>>>

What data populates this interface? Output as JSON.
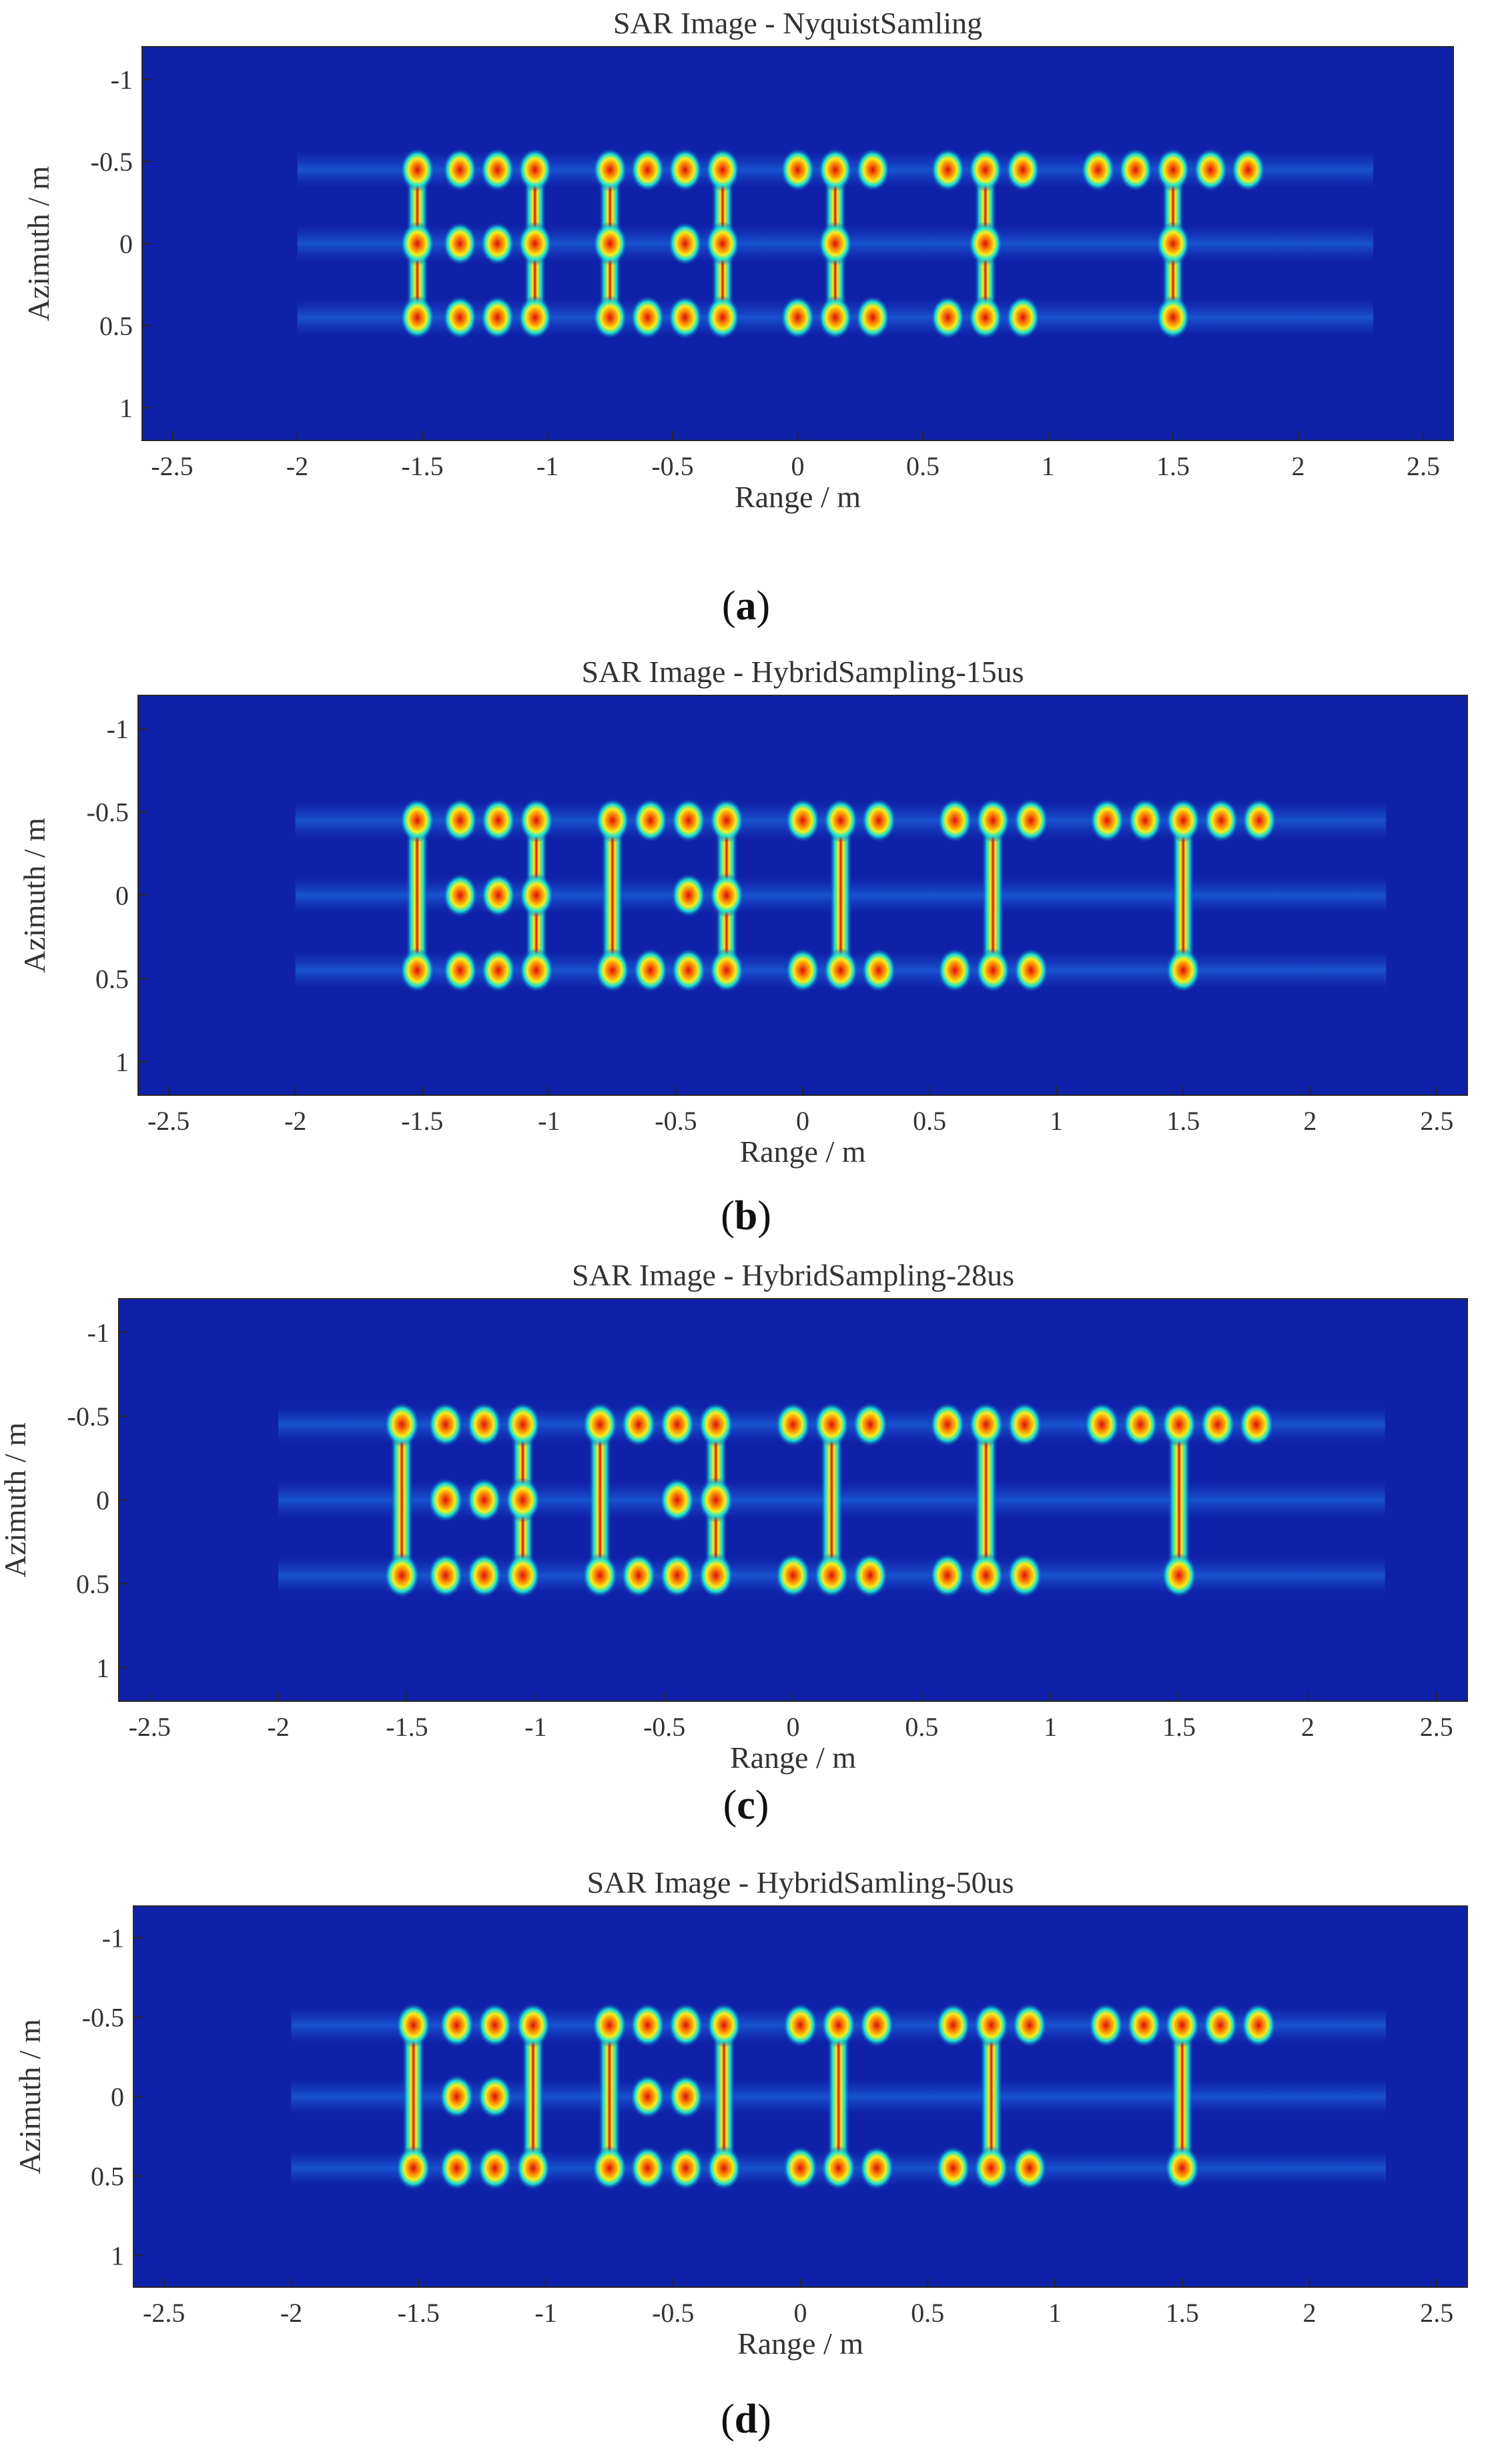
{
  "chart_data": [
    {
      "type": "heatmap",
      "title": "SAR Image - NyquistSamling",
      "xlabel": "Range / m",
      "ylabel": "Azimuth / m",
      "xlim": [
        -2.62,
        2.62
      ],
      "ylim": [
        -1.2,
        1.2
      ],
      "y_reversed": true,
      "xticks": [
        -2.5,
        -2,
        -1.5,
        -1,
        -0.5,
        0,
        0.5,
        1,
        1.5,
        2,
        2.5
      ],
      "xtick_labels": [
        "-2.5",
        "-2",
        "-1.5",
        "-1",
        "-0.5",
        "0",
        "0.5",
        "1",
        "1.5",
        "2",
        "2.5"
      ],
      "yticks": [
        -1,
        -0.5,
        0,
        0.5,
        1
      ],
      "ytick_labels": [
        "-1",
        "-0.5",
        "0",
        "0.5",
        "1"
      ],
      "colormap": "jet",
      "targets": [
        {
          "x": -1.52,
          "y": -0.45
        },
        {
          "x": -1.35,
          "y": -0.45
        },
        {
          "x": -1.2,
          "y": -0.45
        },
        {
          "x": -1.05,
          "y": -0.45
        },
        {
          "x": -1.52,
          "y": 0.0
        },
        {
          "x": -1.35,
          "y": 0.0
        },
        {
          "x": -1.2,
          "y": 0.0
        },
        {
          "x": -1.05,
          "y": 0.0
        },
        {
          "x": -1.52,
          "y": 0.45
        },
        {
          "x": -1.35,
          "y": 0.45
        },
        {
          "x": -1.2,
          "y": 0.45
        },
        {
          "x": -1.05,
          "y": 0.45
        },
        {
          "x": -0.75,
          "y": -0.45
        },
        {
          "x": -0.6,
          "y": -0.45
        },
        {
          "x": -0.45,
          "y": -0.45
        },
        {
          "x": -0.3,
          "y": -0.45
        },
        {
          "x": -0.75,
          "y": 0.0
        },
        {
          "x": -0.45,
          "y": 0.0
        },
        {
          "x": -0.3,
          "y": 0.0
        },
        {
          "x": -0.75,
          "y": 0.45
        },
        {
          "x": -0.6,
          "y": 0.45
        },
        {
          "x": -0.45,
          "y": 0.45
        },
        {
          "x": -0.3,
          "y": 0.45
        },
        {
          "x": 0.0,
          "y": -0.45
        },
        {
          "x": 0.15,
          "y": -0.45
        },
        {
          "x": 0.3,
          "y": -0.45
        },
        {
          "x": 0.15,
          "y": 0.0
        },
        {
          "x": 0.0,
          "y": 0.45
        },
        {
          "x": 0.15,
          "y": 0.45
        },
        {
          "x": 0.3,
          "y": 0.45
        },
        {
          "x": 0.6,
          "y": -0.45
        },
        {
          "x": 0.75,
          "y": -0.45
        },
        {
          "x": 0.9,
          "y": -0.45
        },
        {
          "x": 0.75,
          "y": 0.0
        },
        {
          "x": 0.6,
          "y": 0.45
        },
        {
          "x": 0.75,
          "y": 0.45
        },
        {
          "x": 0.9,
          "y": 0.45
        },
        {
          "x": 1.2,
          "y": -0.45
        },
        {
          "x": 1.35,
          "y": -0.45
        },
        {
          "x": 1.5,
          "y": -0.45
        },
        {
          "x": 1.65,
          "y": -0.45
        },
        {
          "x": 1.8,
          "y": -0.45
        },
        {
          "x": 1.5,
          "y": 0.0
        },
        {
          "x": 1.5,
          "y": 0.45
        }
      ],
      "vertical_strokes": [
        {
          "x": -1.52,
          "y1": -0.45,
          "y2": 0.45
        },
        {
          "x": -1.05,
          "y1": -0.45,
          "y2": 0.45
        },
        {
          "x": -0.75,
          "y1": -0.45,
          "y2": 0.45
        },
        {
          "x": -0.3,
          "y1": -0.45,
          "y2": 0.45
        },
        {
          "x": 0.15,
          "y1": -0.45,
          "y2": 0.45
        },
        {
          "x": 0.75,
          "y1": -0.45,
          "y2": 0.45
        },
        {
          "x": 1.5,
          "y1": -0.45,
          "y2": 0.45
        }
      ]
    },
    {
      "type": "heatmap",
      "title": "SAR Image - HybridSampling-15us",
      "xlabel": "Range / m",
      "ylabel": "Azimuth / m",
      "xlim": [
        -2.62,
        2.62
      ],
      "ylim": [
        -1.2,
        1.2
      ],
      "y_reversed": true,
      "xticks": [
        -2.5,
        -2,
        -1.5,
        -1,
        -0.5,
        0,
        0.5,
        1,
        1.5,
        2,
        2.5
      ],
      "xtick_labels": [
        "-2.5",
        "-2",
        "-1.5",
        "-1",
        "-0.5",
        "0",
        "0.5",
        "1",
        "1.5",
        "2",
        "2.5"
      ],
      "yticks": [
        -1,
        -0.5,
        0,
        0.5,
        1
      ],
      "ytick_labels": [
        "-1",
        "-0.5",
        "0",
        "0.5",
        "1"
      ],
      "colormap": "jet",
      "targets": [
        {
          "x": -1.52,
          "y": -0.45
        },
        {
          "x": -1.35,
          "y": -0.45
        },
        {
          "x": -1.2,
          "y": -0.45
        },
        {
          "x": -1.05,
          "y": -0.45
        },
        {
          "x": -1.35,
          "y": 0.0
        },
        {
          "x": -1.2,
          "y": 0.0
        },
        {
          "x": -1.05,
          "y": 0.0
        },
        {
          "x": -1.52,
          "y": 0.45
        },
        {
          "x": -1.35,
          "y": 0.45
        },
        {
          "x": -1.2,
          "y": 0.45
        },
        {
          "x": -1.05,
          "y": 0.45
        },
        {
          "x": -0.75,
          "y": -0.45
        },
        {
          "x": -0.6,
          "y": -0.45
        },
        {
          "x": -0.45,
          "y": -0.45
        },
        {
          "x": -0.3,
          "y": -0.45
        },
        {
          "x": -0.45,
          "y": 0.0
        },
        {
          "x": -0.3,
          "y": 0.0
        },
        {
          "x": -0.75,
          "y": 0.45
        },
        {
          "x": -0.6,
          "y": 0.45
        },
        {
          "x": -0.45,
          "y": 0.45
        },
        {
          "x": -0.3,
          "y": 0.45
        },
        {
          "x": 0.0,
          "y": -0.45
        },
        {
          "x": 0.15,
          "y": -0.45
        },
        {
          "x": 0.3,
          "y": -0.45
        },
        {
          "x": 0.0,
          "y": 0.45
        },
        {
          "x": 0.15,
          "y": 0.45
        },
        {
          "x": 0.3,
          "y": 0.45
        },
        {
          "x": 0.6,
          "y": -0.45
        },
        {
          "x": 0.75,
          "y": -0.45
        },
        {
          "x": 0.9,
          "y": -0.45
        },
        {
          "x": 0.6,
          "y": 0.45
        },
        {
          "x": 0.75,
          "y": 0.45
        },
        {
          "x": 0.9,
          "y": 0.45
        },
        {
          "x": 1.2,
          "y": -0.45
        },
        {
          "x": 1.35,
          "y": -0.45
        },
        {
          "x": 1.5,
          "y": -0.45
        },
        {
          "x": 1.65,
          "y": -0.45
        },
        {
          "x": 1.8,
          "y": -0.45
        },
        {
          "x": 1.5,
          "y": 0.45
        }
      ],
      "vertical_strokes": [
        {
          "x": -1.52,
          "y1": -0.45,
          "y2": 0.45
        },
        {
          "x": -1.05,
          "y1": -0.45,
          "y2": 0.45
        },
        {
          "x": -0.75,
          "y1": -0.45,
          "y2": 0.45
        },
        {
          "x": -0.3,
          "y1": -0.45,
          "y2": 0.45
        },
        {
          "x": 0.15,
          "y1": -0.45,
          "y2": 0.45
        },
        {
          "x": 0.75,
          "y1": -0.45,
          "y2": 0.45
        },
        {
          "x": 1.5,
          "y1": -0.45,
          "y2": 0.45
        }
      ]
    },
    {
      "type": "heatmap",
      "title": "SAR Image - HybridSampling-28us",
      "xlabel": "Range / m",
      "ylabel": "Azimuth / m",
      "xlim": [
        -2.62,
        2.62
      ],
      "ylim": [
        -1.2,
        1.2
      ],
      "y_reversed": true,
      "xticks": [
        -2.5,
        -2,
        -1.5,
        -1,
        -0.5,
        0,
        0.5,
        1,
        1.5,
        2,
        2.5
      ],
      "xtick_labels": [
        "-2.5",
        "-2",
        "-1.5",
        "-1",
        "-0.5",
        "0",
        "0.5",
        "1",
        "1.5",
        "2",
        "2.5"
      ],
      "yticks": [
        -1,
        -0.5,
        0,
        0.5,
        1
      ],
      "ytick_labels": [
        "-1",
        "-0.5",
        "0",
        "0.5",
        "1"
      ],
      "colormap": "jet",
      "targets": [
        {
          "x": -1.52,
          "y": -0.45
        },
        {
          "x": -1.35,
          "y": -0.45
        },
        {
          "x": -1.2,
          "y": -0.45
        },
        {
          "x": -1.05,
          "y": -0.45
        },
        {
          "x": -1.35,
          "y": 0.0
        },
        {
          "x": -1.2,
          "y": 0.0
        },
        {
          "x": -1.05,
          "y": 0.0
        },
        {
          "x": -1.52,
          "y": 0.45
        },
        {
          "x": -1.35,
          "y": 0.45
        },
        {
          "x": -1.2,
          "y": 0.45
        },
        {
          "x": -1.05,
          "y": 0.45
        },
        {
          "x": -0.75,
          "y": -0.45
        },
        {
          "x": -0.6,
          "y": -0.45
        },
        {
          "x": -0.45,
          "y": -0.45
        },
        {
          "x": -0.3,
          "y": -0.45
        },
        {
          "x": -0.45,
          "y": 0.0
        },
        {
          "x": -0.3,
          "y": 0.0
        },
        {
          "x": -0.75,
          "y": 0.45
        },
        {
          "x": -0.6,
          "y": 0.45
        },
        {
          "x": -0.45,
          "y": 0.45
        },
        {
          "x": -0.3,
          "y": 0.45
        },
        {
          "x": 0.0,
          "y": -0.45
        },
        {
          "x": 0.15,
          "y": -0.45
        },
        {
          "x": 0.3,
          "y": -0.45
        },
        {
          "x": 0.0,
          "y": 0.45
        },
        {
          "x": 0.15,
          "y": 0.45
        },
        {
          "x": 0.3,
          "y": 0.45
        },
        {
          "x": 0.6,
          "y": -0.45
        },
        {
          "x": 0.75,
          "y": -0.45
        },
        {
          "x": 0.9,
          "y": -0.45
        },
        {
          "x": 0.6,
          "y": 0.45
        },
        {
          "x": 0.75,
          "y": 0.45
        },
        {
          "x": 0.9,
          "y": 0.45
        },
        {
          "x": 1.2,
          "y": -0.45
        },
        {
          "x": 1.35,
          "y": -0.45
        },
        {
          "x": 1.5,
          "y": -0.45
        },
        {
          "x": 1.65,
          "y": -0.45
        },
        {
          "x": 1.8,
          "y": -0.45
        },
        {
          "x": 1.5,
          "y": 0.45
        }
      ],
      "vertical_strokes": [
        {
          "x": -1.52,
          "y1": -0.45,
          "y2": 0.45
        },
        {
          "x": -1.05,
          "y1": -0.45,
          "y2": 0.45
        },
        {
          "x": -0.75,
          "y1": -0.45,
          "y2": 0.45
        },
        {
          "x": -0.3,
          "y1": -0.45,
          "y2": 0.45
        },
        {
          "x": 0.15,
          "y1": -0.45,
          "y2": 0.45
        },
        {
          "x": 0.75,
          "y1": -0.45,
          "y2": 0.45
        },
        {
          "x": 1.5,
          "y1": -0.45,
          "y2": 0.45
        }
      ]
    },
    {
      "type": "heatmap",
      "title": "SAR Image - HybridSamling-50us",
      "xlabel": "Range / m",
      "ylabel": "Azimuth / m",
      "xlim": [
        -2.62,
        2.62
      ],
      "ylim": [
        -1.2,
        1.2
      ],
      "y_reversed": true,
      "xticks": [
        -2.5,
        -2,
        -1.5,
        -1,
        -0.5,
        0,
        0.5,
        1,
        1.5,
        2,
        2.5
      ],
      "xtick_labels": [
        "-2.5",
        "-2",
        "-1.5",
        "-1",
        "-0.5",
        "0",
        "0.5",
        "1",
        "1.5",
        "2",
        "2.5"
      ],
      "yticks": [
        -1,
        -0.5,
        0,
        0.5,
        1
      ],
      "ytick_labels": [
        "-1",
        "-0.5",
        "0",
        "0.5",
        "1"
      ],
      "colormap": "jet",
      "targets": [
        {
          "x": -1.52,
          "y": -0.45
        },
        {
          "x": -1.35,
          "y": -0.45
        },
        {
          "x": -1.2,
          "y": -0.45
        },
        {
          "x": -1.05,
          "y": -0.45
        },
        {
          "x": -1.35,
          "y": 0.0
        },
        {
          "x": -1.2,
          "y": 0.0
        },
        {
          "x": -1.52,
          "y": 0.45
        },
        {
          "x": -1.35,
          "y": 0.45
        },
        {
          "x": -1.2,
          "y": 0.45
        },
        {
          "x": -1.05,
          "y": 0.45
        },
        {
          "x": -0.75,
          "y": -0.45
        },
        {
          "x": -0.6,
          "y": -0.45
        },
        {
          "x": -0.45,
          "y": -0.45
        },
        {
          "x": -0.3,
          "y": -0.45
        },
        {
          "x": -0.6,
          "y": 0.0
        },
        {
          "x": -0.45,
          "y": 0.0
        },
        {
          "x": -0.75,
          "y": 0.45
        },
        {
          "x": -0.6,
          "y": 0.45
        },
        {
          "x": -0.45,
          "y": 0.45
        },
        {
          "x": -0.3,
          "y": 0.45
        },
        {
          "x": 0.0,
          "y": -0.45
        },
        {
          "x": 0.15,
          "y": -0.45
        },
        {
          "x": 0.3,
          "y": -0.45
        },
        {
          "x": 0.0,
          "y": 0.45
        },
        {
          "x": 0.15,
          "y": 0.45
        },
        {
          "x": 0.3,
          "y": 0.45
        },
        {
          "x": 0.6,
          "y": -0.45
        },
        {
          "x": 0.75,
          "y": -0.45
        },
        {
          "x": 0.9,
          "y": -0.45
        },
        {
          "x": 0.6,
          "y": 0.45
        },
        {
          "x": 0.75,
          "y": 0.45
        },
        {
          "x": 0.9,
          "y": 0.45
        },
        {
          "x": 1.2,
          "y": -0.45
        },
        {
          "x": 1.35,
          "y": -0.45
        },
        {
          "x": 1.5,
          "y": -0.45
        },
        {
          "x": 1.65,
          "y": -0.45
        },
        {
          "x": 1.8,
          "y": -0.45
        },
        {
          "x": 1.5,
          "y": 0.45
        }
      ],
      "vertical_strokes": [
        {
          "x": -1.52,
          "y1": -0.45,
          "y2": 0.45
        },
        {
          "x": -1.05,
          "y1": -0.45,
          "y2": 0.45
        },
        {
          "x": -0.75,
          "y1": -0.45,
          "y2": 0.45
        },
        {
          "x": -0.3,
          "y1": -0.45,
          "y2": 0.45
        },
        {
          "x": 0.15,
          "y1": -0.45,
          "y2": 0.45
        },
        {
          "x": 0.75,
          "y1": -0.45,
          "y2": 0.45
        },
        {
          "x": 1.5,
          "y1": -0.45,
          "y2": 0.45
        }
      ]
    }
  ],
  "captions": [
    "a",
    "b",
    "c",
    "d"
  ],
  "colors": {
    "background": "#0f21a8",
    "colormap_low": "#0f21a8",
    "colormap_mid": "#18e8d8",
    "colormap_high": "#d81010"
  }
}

<<<

Do this. Find every line in the records above that holds the word "HybridSampling", and copy each one.

Result of the exercise.
      "title": "SAR Image - HybridSampling-15us",
      "title": "SAR Image - HybridSampling-28us",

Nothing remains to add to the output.